Extract each line from the entries below that has the string "this" in it.

======== Exercise data

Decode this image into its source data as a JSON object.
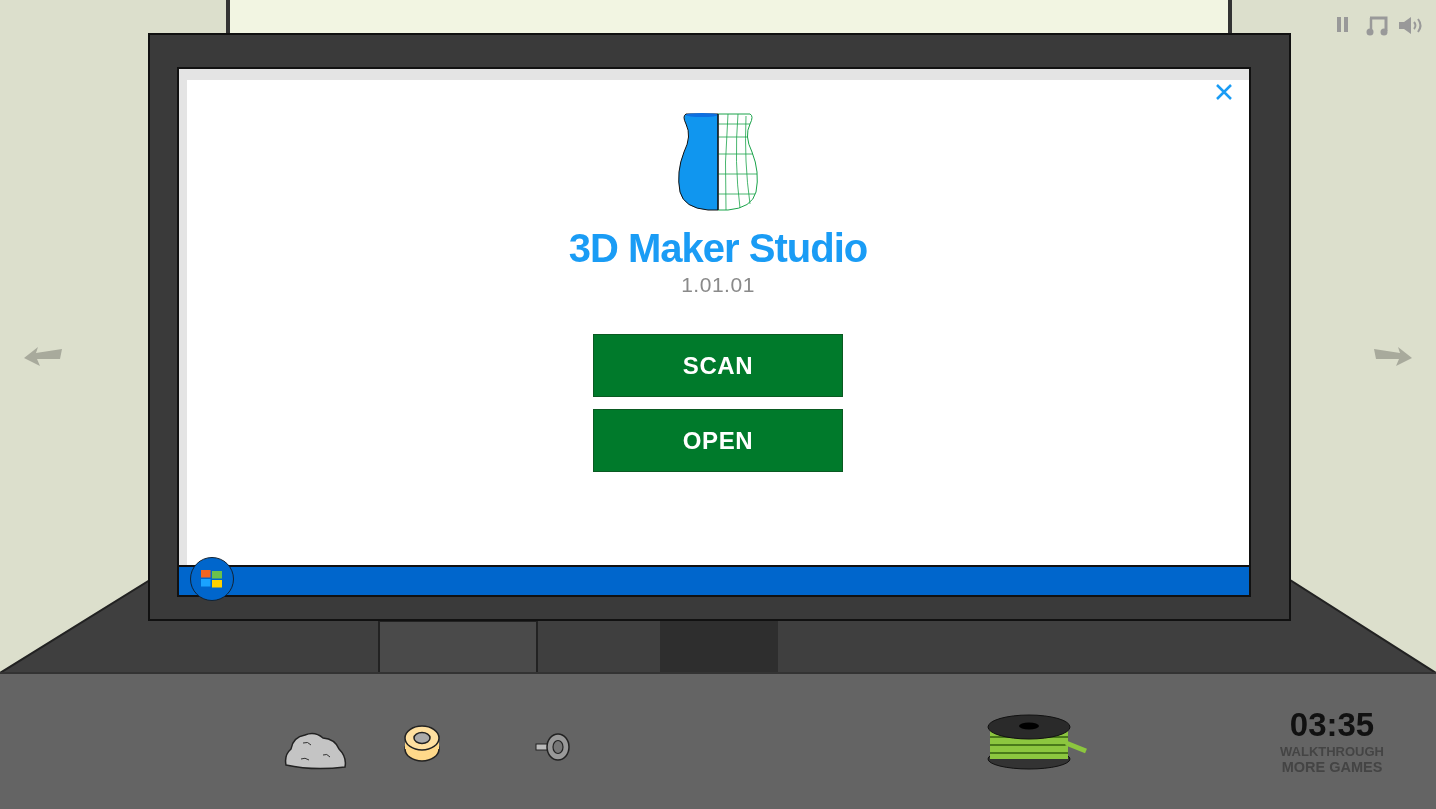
{
  "app": {
    "title": "3D Maker Studio",
    "version": "1.01.01"
  },
  "buttons": [
    {
      "label": "SCAN"
    },
    {
      "label": "OPEN"
    }
  ],
  "hud": {
    "timer": "03:35",
    "links": [
      "WALKTHROUGH",
      "MORE GAMES"
    ]
  }
}
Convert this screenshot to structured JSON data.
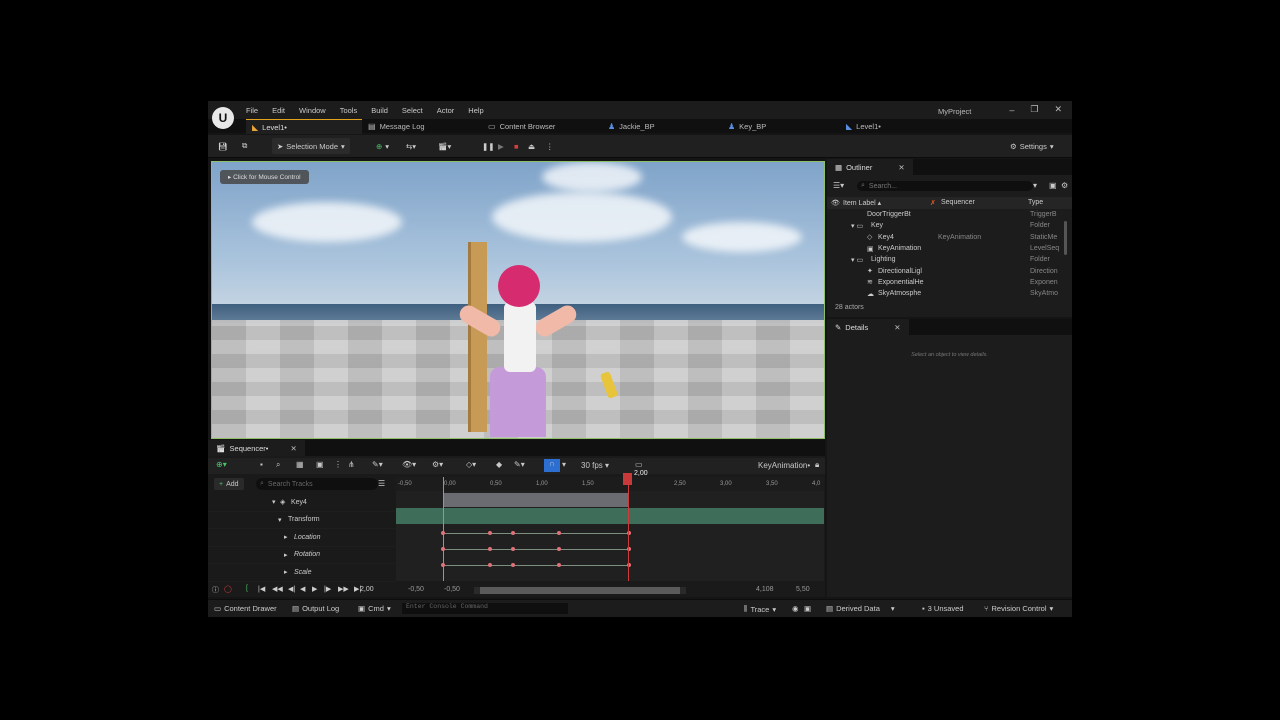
{
  "menu": [
    "File",
    "Edit",
    "Window",
    "Tools",
    "Build",
    "Select",
    "Actor",
    "Help"
  ],
  "project_name": "MyProject",
  "tabs": [
    {
      "label": "Level1•",
      "active": true
    },
    {
      "label": "Message Log",
      "active": false
    },
    {
      "label": "Content Browser",
      "active": false
    },
    {
      "label": "Jackie_BP",
      "active": false
    },
    {
      "label": "Key_BP",
      "active": false
    },
    {
      "label": "Level1•",
      "active": false
    }
  ],
  "toolbar": {
    "selection_mode": "Selection Mode",
    "settings": "Settings"
  },
  "viewport": {
    "mouse_control": "Click for Mouse Control"
  },
  "outliner": {
    "title": "Outliner",
    "search_placeholder": "Search...",
    "col_label": "Item Label ▴",
    "col_seq": "Sequencer",
    "col_type": "Type",
    "rows": [
      {
        "label": "DoorTriggerBt",
        "seq": "",
        "type": "TriggerB"
      },
      {
        "label": "Key",
        "seq": "",
        "type": "Folder"
      },
      {
        "label": "Key4",
        "seq": "KeyAnimation",
        "type": "StaticMe"
      },
      {
        "label": "KeyAnimation",
        "seq": "",
        "type": "LevelSeq"
      },
      {
        "label": "Lighting",
        "seq": "",
        "type": "Folder"
      },
      {
        "label": "DirectionalLigl",
        "seq": "",
        "type": "Direction"
      },
      {
        "label": "ExponentialHe",
        "seq": "",
        "type": "Exponen"
      },
      {
        "label": "SkyAtmosphe",
        "seq": "",
        "type": "SkyAtmo"
      }
    ],
    "actors": "28 actors"
  },
  "details": {
    "title": "Details",
    "empty": "Select an object to view details."
  },
  "sequencer": {
    "title": "Sequencer•",
    "fps": "30 fps",
    "sequence_name": "KeyAnimation•",
    "add": "Add",
    "search_placeholder": "Search Tracks",
    "tracks": [
      "Key4",
      "Transform",
      "Location",
      "Rotation",
      "Scale"
    ],
    "ruler": [
      "-0,50",
      "0,00",
      "0,50",
      "1,00",
      "1,50",
      "2,00",
      "2,50",
      "3,00",
      "3,50",
      "4,0"
    ],
    "current_time": "2,00",
    "range_start_a": "-0,50",
    "range_start_b": "-0,50",
    "range_end_a": "4,108",
    "range_end_b": "5,50",
    "key_times": [
      0.0,
      0.5,
      0.75,
      1.25,
      2.0
    ]
  },
  "statusbar": {
    "content_drawer": "Content Drawer",
    "output_log": "Output Log",
    "cmd": "Cmd",
    "console_placeholder": "Enter Console Command",
    "trace": "Trace",
    "derived_data": "Derived Data",
    "unsaved": "3 Unsaved",
    "revision_control": "Revision Control"
  },
  "colors": {
    "accent_orange": "#e2a21b",
    "keyframe": "#e0707a",
    "playhead": "#d03a3a",
    "selection_blue": "#2c6fd1"
  }
}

================

* [Result below]:
Decode this image into its source data as a JSON object.
Convert this screenshot to structured JSON data.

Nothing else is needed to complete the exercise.